Extract each line of the records below that contains the word "this".

___ Information given

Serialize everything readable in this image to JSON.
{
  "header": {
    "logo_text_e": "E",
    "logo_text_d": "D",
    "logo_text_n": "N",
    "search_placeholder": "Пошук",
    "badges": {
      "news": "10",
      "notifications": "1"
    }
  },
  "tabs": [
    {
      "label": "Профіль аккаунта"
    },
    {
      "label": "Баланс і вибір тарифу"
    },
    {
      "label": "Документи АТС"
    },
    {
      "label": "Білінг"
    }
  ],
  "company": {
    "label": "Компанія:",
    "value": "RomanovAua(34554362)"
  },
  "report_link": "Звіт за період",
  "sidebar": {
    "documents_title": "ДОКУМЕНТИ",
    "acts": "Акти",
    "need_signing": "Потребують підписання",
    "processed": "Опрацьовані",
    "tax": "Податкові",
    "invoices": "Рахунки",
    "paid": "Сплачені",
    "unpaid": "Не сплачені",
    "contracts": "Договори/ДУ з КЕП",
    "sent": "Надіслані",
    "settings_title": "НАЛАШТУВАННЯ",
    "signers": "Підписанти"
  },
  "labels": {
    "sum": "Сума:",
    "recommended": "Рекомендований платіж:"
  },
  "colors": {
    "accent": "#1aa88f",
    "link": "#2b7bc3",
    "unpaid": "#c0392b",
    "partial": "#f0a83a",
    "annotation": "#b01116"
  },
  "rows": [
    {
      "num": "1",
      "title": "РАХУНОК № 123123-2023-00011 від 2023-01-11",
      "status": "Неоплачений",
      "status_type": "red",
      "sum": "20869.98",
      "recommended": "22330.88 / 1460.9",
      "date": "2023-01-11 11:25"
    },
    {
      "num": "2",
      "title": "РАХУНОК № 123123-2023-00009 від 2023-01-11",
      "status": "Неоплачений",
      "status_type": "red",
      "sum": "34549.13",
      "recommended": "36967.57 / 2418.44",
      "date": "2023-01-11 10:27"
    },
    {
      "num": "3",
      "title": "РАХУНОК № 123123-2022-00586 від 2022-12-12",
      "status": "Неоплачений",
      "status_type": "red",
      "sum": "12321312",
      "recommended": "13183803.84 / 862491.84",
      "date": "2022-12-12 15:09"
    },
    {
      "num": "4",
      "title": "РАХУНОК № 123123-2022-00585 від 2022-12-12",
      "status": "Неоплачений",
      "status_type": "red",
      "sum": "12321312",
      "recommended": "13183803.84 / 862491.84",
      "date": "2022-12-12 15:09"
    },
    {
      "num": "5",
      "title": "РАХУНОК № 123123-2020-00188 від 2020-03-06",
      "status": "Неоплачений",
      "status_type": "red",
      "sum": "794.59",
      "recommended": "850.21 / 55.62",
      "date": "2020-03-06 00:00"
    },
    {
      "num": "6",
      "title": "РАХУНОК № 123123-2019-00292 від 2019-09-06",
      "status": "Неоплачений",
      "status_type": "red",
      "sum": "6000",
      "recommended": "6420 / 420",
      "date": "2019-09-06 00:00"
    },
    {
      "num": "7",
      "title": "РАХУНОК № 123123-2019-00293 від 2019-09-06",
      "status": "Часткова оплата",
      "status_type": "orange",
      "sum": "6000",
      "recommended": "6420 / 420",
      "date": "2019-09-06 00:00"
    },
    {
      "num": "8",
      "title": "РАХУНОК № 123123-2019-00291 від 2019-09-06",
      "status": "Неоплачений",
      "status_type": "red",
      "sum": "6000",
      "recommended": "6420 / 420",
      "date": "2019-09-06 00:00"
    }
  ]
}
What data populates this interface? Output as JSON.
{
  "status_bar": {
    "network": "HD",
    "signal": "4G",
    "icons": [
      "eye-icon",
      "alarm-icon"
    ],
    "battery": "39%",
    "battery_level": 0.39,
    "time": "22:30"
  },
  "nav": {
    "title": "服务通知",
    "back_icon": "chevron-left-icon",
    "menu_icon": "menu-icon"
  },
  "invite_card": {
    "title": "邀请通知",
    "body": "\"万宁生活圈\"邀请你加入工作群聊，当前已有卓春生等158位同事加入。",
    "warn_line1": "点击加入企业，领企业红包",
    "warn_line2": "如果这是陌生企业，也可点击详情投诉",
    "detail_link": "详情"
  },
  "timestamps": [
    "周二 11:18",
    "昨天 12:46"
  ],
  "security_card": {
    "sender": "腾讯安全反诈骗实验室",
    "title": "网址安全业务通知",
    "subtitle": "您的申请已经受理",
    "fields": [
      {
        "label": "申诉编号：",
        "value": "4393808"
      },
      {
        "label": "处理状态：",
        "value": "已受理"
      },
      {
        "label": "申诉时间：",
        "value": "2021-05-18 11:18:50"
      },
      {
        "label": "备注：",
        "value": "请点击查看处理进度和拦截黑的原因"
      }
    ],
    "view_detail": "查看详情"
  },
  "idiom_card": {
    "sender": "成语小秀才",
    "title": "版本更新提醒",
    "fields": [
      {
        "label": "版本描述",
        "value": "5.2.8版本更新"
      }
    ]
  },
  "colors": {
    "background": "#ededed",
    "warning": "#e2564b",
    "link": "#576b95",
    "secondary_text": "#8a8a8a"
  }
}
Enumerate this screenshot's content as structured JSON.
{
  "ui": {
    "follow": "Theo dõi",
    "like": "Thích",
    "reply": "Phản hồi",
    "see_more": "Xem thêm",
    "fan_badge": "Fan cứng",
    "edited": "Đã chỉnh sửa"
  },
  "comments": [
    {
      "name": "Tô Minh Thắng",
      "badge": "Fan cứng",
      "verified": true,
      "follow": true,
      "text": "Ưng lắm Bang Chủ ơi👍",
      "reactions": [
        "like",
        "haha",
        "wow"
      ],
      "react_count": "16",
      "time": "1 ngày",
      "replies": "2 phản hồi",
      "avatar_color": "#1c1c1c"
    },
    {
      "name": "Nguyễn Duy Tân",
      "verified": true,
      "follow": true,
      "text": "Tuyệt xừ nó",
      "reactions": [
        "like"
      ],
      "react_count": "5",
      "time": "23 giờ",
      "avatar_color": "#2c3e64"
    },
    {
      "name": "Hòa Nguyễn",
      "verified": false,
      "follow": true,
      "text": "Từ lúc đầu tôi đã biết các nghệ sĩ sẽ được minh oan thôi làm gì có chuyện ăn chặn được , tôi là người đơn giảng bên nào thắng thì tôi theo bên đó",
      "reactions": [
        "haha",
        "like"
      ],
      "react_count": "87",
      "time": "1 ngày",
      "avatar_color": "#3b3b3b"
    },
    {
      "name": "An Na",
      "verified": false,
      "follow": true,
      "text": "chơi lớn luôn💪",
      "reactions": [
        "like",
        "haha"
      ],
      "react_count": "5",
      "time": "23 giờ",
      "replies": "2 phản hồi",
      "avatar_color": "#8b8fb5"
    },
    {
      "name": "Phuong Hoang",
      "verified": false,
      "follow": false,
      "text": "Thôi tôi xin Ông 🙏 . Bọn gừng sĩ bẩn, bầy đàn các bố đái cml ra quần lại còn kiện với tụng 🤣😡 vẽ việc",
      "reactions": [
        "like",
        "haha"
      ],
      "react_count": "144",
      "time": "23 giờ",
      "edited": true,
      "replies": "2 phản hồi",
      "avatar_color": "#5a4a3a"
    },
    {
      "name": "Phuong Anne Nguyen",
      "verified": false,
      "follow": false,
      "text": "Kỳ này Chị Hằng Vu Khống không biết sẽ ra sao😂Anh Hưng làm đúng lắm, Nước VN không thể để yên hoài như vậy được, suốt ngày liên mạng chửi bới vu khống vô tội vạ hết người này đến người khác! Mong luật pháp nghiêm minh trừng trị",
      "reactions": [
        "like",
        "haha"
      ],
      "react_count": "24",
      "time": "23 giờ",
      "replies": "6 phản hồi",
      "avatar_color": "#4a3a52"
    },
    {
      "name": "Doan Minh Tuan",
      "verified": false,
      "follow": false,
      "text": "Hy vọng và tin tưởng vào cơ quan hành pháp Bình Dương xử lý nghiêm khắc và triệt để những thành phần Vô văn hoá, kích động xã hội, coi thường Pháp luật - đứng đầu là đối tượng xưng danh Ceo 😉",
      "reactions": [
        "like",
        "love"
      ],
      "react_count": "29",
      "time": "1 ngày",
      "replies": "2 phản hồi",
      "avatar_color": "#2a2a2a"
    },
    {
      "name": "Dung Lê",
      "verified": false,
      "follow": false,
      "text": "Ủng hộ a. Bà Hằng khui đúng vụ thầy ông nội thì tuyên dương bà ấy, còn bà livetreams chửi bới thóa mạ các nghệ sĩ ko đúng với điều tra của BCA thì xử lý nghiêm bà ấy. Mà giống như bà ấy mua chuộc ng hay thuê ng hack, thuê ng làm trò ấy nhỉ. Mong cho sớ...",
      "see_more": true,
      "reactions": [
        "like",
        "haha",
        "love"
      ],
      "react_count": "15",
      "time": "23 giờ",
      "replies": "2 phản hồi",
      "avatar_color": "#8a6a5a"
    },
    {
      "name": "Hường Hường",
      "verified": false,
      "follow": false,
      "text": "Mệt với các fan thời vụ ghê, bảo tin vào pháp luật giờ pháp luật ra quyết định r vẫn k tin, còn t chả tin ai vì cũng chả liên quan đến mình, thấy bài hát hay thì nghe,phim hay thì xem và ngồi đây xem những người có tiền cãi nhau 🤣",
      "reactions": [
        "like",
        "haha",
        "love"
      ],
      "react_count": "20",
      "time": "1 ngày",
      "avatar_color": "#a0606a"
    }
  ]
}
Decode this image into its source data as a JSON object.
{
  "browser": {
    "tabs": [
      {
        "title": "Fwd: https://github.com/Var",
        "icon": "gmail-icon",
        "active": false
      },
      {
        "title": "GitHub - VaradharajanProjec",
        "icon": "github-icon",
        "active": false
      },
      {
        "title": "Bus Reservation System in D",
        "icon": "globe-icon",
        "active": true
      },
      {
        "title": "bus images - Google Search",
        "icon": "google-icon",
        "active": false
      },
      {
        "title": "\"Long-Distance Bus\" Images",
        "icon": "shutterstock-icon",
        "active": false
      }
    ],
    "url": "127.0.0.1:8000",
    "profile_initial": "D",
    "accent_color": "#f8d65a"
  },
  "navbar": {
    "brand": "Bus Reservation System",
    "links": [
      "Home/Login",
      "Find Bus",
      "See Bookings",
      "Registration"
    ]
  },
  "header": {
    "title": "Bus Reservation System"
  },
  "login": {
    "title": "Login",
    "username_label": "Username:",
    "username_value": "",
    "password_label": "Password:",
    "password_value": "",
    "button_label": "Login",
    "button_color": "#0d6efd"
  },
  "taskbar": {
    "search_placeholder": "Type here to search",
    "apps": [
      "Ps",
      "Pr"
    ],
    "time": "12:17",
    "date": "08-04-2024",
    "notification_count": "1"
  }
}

______

— Right answer —
Serialize everything readable in this image to JSON.
What data populates this interface? Output as JSON.
Enumerate this screenshot's content as structured JSON.
Decode this image into its source data as a JSON object.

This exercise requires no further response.